> Data excerpts
◆ ◆ ◆ ◆ ◆
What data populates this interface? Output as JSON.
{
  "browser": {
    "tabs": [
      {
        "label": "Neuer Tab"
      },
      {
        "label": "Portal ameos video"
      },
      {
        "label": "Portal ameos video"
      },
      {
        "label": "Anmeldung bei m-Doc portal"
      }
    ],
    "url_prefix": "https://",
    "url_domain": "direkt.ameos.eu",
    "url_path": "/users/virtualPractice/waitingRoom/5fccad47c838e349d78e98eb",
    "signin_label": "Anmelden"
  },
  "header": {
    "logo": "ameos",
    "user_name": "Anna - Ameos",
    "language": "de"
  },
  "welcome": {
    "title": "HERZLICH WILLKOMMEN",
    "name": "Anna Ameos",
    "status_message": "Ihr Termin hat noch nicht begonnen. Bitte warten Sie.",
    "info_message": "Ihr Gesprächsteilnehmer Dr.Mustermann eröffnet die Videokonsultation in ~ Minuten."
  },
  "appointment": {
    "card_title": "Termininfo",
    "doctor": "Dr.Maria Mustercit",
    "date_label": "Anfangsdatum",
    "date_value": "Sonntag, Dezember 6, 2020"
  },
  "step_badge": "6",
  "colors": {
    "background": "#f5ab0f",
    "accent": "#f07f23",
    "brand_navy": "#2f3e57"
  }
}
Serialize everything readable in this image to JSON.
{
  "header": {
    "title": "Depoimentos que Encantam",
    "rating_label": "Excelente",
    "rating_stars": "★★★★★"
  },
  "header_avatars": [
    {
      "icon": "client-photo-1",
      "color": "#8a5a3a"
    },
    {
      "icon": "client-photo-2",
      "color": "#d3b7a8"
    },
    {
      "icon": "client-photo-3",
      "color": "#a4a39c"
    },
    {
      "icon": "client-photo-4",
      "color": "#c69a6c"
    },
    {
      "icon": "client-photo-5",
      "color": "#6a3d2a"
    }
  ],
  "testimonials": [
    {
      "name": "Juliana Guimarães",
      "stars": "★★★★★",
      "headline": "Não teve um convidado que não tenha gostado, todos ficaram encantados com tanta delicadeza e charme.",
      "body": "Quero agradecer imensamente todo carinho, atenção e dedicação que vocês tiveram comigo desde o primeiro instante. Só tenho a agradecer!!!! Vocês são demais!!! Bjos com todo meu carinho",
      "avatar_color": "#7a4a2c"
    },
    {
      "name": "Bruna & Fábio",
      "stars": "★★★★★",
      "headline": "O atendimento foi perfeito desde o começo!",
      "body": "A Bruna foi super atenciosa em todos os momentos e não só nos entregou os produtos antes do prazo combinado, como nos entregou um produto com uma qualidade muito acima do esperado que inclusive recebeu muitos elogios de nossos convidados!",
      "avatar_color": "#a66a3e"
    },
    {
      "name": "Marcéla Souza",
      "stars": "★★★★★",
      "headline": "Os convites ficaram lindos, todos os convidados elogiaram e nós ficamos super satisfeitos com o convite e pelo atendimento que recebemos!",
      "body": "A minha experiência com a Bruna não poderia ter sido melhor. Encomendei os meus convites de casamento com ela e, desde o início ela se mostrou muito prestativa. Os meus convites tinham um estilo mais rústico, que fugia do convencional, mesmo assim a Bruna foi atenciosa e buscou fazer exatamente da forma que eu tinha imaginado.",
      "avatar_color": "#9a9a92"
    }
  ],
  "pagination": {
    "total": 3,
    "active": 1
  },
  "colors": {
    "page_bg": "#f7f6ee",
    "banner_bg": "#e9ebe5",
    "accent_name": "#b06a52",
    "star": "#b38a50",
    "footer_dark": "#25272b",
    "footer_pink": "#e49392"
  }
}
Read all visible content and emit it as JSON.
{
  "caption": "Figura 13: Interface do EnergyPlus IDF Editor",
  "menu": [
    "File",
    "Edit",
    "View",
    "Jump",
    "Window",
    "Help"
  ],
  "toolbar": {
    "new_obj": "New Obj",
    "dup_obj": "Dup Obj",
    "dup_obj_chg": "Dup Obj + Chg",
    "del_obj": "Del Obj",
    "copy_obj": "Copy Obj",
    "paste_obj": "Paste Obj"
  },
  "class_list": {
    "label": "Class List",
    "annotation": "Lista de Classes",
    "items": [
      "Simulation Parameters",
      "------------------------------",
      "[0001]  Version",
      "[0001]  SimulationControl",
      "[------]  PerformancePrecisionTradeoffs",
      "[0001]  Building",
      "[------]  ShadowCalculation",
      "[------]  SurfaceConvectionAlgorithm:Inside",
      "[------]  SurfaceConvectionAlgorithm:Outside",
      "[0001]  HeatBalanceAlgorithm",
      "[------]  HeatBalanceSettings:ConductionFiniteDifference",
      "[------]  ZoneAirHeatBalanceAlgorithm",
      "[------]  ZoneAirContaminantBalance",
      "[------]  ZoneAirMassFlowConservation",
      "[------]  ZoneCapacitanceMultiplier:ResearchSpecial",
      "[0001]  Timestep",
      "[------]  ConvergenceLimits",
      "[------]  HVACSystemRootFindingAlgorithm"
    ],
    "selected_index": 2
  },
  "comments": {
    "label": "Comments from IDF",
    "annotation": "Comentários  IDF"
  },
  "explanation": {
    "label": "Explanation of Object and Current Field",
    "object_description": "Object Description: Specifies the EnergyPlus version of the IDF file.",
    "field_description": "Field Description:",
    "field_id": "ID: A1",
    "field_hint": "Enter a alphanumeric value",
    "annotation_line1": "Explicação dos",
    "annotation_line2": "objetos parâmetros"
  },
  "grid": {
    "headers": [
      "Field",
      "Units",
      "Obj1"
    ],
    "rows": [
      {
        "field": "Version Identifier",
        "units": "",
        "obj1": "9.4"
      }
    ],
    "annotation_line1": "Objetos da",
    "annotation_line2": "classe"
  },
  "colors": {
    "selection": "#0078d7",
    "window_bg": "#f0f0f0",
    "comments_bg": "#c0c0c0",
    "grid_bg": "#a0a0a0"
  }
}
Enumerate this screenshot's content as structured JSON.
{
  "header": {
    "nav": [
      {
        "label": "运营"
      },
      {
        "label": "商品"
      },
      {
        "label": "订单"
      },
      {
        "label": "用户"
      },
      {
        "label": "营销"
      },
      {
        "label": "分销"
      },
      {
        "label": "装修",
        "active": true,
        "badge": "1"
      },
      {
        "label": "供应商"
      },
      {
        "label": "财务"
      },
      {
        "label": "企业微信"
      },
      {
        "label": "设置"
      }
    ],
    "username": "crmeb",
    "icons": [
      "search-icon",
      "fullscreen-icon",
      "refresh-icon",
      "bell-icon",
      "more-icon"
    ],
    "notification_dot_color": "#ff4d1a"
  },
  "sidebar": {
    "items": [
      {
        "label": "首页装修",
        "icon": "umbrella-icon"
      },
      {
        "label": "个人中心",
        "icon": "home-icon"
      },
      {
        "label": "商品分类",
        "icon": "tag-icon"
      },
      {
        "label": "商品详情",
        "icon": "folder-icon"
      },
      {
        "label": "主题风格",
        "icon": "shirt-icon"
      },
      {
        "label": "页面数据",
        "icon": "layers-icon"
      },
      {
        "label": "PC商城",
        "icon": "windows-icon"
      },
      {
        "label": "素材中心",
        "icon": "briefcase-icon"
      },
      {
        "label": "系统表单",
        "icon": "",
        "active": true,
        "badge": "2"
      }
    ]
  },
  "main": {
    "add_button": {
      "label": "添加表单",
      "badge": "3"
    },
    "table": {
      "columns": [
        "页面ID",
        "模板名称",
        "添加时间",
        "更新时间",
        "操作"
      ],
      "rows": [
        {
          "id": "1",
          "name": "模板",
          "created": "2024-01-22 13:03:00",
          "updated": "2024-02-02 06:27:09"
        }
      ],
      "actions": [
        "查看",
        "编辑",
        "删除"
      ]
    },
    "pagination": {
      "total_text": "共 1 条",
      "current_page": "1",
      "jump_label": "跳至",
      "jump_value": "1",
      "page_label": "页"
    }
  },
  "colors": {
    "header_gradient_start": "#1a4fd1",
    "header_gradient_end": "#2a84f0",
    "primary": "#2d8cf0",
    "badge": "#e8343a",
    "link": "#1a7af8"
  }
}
◆ ◆ ◆ ◆ ◆
Find the lines above holding the word "muito" and show them.

      "body": "A Bruna foi super atenciosa em todos os momentos e não só nos entregou os produtos antes do prazo combinado, como nos entregou um produto com uma qualidade muito acima do esperado que inclusive recebeu muitos elogios de nossos convidados!",
      "body": "A minha experiência com a Bruna não poderia ter sido melhor. Encomendei os meus convites de casamento com ela e, desde o início ela se mostrou muito prestativa. Os meus convites tinham um estilo mais rústico, que fugia do convencional, mesmo assim a Bruna foi atenciosa e buscou fazer exatamente da forma que eu tinha imaginado.",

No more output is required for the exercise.